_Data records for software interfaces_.
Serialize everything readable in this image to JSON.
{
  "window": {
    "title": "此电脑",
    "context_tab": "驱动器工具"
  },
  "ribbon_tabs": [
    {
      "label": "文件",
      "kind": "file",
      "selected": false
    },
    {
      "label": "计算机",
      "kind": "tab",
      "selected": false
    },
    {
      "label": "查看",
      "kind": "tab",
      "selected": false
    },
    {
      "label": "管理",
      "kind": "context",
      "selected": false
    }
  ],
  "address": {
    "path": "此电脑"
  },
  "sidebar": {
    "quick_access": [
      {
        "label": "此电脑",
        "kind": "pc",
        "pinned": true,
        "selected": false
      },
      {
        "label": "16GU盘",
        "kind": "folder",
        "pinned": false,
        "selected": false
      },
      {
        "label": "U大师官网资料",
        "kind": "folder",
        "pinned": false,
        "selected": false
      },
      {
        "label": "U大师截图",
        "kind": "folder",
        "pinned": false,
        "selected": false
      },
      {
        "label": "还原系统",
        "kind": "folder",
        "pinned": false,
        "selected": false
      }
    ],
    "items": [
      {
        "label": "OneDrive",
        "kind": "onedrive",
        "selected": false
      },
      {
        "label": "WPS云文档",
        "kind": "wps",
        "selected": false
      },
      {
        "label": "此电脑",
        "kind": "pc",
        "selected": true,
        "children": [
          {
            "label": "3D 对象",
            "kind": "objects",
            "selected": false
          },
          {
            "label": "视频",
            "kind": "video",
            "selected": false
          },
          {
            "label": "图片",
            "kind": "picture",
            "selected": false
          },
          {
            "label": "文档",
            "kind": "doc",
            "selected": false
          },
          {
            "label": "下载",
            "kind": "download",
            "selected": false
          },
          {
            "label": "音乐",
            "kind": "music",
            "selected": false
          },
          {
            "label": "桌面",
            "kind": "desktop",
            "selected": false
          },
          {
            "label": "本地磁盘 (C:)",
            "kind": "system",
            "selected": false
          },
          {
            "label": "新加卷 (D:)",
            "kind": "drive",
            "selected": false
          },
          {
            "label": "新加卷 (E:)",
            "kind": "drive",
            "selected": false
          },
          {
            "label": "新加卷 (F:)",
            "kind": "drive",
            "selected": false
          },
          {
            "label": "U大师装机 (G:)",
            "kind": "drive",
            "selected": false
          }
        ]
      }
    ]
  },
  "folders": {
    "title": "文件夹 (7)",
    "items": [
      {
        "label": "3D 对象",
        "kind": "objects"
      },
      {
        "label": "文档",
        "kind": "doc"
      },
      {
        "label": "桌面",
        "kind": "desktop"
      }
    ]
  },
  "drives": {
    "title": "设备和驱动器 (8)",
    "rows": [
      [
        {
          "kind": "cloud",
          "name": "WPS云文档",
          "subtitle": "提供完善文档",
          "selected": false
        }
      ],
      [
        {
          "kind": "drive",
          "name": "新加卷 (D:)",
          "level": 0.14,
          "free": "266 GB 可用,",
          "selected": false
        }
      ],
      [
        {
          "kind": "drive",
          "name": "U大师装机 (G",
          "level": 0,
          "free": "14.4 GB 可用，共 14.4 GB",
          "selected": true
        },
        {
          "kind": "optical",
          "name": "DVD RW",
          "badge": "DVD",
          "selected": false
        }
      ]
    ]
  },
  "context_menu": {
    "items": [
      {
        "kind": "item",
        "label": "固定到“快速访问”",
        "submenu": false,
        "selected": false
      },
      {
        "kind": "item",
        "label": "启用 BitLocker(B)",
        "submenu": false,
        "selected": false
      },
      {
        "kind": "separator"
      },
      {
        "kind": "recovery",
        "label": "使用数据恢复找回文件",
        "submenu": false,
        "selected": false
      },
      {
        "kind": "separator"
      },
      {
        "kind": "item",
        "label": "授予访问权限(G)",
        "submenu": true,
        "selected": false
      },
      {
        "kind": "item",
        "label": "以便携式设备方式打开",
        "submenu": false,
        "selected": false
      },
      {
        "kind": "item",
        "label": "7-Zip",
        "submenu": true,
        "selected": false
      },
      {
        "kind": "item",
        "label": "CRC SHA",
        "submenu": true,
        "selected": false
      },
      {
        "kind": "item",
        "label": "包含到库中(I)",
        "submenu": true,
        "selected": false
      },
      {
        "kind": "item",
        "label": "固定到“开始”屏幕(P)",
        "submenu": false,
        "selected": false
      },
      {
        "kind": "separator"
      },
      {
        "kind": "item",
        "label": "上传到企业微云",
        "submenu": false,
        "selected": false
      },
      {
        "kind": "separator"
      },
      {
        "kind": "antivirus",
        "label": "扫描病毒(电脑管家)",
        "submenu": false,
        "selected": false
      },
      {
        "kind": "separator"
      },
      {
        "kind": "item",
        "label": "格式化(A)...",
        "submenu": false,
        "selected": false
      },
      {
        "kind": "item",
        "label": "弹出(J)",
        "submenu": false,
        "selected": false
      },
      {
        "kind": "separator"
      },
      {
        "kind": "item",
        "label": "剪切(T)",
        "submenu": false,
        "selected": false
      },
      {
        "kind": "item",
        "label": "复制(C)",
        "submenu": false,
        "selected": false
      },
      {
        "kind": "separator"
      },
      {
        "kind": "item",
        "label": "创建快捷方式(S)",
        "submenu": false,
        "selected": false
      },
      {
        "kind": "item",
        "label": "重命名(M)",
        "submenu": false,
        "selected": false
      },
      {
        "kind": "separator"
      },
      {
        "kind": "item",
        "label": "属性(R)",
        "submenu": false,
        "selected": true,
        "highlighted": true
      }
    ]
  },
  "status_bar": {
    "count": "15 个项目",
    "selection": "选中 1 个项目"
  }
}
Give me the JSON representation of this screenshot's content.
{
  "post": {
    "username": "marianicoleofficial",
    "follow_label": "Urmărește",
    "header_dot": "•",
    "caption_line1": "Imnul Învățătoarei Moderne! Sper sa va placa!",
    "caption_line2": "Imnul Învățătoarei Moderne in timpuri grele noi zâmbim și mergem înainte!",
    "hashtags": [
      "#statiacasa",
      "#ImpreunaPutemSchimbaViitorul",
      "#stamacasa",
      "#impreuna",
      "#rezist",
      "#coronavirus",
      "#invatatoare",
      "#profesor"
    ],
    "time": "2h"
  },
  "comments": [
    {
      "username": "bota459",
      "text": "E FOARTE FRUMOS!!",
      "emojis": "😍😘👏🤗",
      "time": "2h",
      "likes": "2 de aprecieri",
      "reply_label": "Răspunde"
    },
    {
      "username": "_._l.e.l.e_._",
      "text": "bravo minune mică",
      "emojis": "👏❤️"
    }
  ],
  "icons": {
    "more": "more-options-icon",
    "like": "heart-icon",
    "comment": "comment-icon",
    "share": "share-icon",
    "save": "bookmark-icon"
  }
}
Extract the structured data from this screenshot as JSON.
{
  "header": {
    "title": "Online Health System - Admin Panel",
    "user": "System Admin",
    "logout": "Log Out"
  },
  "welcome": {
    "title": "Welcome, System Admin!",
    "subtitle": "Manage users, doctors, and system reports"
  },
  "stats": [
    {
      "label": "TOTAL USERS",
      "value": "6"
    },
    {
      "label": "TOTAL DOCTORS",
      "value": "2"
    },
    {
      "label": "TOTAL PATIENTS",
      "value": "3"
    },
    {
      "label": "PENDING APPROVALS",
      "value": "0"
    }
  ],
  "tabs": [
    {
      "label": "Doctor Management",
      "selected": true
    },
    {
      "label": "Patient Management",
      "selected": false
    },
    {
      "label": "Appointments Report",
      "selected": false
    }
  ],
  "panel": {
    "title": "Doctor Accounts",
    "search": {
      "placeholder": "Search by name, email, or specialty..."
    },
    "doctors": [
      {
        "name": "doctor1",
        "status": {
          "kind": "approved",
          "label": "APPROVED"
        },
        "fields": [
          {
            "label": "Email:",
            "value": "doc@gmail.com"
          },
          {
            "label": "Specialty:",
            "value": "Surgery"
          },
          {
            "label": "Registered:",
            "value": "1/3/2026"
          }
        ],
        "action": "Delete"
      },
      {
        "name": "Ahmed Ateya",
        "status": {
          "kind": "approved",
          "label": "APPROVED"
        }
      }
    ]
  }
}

_Directions for this task_. The answer consists of every line above in which the word "value" occurs.

_Task solution_.
      "value": "6"
      "value": "2"
      "value": "3"
      "value": "0"
            "value": "doc@gmail.com"
            "value": "Surgery"
            "value": "1/3/2026"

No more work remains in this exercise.